**Exercise aim**
Your task is to transcribe the records exactly, skipping every image.
--- Data records ---
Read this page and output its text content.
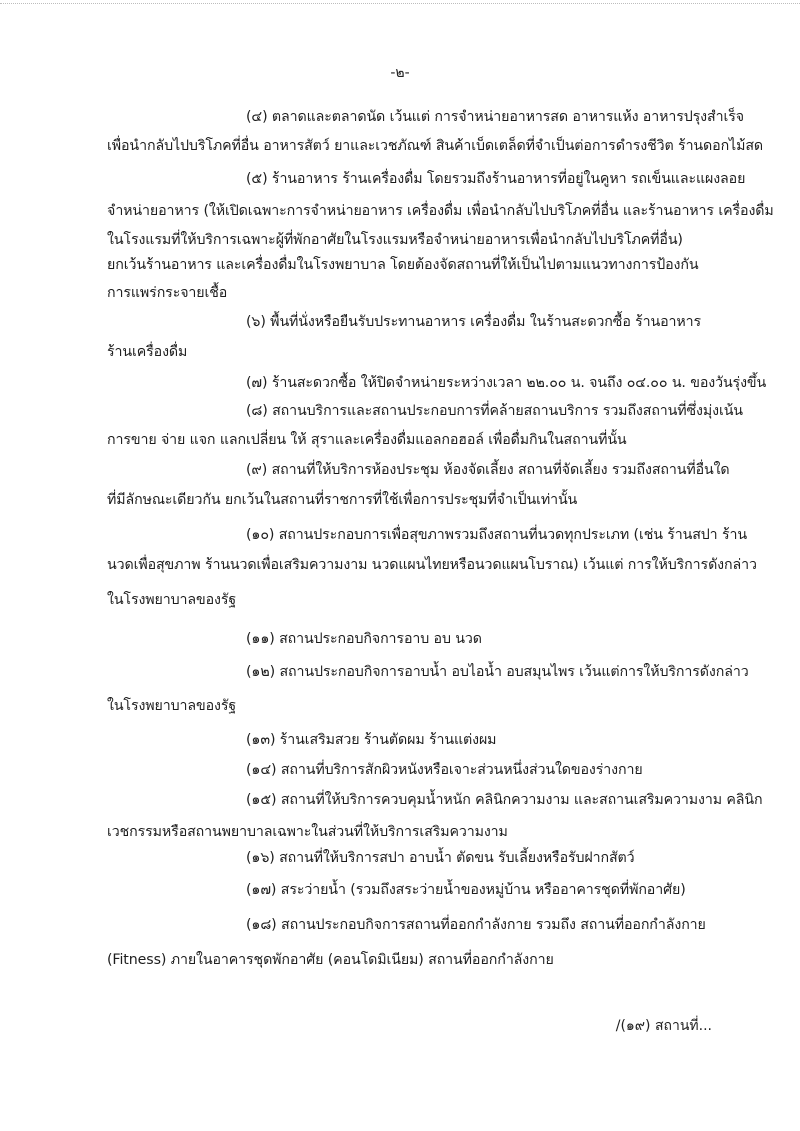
-๒-
(๔) ตลาดและตลาดนัด เว้นแต่ การจำหน่ายอาหารสด อาหารแห้ง อาหารปรุงสำเร็จ
เพื่อนำกลับไปบริโภคที่อื่น อาหารสัตว์ ยาและเวชภัณฑ์ สินค้าเบ็ดเตล็ดที่จำเป็นต่อการดำรงชีวิต ร้านดอกไม้สด
(๕) ร้านอาหาร ร้านเครื่องดื่ม โดยรวมถึงร้านอาหารที่อยู่ในคูหา รถเข็นและแผงลอย
จำหน่ายอาหาร (ให้เปิดเฉพาะการจำหน่ายอาหาร เครื่องดื่ม เพื่อนำกลับไปบริโภคที่อื่น และร้านอาหาร เครื่องดื่ม
ในโรงแรมที่ให้บริการเฉพาะผู้ที่พักอาศัยในโรงแรมหรือจำหน่ายอาหารเพื่อนำกลับไปบริโภคที่อื่น)
ยกเว้นร้านอาหาร และเครื่องดื่มในโรงพยาบาล โดยต้องจัดสถานที่ให้เป็นไปตามแนวทางการป้องกัน
การแพร่กระจายเชื้อ
(๖) พื้นที่นั่งหรือยืนรับประทานอาหาร เครื่องดื่ม ในร้านสะดวกซื้อ ร้านอาหาร
ร้านเครื่องดื่ม
(๗) ร้านสะดวกซื้อ ให้ปิดจำหน่ายระหว่างเวลา ๒๒.๐๐ น. จนถึง ๐๔.๐๐ น. ของวันรุ่งขึ้น
(๘) สถานบริการและสถานประกอบการที่คล้ายสถานบริการ รวมถึงสถานที่ซึ่งมุ่งเน้น
การขาย จ่าย แจก แลกเปลี่ยน ให้ สุราและเครื่องดื่มแอลกอฮอล์ เพื่อดื่มกินในสถานที่นั้น
(๙) สถานที่ให้บริการห้องประชุม ห้องจัดเลี้ยง สถานที่จัดเลี้ยง รวมถึงสถานที่อื่นใด
ที่มีลักษณะเดียวกัน ยกเว้นในสถานที่ราชการที่ใช้เพื่อการประชุมที่จำเป็นเท่านั้น
(๑๐) สถานประกอบการเพื่อสุขภาพรวมถึงสถานที่นวดทุกประเภท (เช่น ร้านสปา ร้าน
นวดเพื่อสุขภาพ ร้านนวดเพื่อเสริมความงาม นวดแผนไทยหรือนวดแผนโบราณ) เว้นแต่ การให้บริการดังกล่าว
ในโรงพยาบาลของรัฐ
(๑๑) สถานประกอบกิจการอาบ อบ นวด
(๑๒) สถานประกอบกิจการอาบน้ำ อบไอน้ำ อบสมุนไพร เว้นแต่การให้บริการดังกล่าว
ในโรงพยาบาลของรัฐ
(๑๓) ร้านเสริมสวย ร้านตัดผม ร้านแต่งผม
(๑๔) สถานที่บริการสักผิวหนังหรือเจาะส่วนหนึ่งส่วนใดของร่างกาย
(๑๕) สถานที่ให้บริการควบคุมน้ำหนัก คลินิกความงาม และสถานเสริมความงาม คลินิก
เวชกรรมหรือสถานพยาบาลเฉพาะในส่วนที่ให้บริการเสริมความงาม
(๑๖) สถานที่ให้บริการสปา อาบน้ำ ตัดขน รับเลี้ยงหรือรับฝากสัตว์
(๑๗) สระว่ายน้ำ (รวมถึงสระว่ายน้ำของหมู่บ้าน หรืออาคารชุดที่พักอาศัย)
(๑๘) สถานประกอบกิจการสถานที่ออกกำลังกาย รวมถึง สถานที่ออกกำลังกาย
(Fitness) ภายในอาคารชุดพักอาศัย (คอนโดมิเนียม) สถานที่ออกกำลังกาย
/(๑๙) สถานที่...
---
**Result of this task**
Read this page and output its text content.
-๒-
(๔) ตลาดและตลาดนัด เว้นแต่ การจำหน่ายอาหารสด อาหารแห้ง อาหารปรุงสำเร็จ
เพื่อนำกลับไปบริโภคที่อื่น อาหารสัตว์ ยาและเวชภัณฑ์ สินค้าเบ็ดเตล็ดที่จำเป็นต่อการดำรงชีวิต ร้านดอกไม้สด
(๕) ร้านอาหาร ร้านเครื่องดื่ม โดยรวมถึงร้านอาหารที่อยู่ในคูหา รถเข็นและแผงลอย
จำหน่ายอาหาร (ให้เปิดเฉพาะการจำหน่ายอาหาร เครื่องดื่ม เพื่อนำกลับไปบริโภคที่อื่น และร้านอาหาร เครื่องดื่ม
ในโรงแรมที่ให้บริการเฉพาะผู้ที่พักอาศัยในโรงแรมหรือจำหน่ายอาหารเพื่อนำกลับไปบริโภคที่อื่น)
ยกเว้นร้านอาหาร และเครื่องดื่มในโรงพยาบาล โดยต้องจัดสถานที่ให้เป็นไปตามแนวทางการป้องกัน
การแพร่กระจายเชื้อ
(๖) พื้นที่นั่งหรือยืนรับประทานอาหาร เครื่องดื่ม ในร้านสะดวกซื้อ ร้านอาหาร
ร้านเครื่องดื่ม
(๗) ร้านสะดวกซื้อ ให้ปิดจำหน่ายระหว่างเวลา ๒๒.๐๐ น. จนถึง ๐๔.๐๐ น. ของวันรุ่งขึ้น
(๘) สถานบริการและสถานประกอบการที่คล้ายสถานบริการ รวมถึงสถานที่ซึ่งมุ่งเน้น
การขาย จ่าย แจก แลกเปลี่ยน ให้ สุราและเครื่องดื่มแอลกอฮอล์ เพื่อดื่มกินในสถานที่นั้น
(๙) สถานที่ให้บริการห้องประชุม ห้องจัดเลี้ยง สถานที่จัดเลี้ยง รวมถึงสถานที่อื่นใด
ที่มีลักษณะเดียวกัน ยกเว้นในสถานที่ราชการที่ใช้เพื่อการประชุมที่จำเป็นเท่านั้น
(๑๐) สถานประกอบการเพื่อสุขภาพรวมถึงสถานที่นวดทุกประเภท (เช่น ร้านสปา ร้าน
นวดเพื่อสุขภาพ ร้านนวดเพื่อเสริมความงาม นวดแผนไทยหรือนวดแผนโบราณ) เว้นแต่ การให้บริการดังกล่าว
ในโรงพยาบาลของรัฐ
(๑๑) สถานประกอบกิจการอาบ อบ นวด
(๑๒) สถานประกอบกิจการอาบน้ำ อบไอน้ำ อบสมุนไพร เว้นแต่การให้บริการดังกล่าว
ในโรงพยาบาลของรัฐ
(๑๓) ร้านเสริมสวย ร้านตัดผม ร้านแต่งผม
(๑๔) สถานที่บริการสักผิวหนังหรือเจาะส่วนหนึ่งส่วนใดของร่างกาย
(๑๕) สถานที่ให้บริการควบคุมน้ำหนัก คลินิกความงาม และสถานเสริมความงาม คลินิก
เวชกรรมหรือสถานพยาบาลเฉพาะในส่วนที่ให้บริการเสริมความงาม
(๑๖) สถานที่ให้บริการสปา อาบน้ำ ตัดขน รับเลี้ยงหรือรับฝากสัตว์
(๑๗) สระว่ายน้ำ (รวมถึงสระว่ายน้ำของหมู่บ้าน หรืออาคารชุดที่พักอาศัย)
(๑๘) สถานประกอบกิจการสถานที่ออกกำลังกาย รวมถึง สถานที่ออกกำลังกาย
(Fitness) ภายในอาคารชุดพักอาศัย (คอนโดมิเนียม) สถานที่ออกกำลังกาย
/(๑๙) สถานที่...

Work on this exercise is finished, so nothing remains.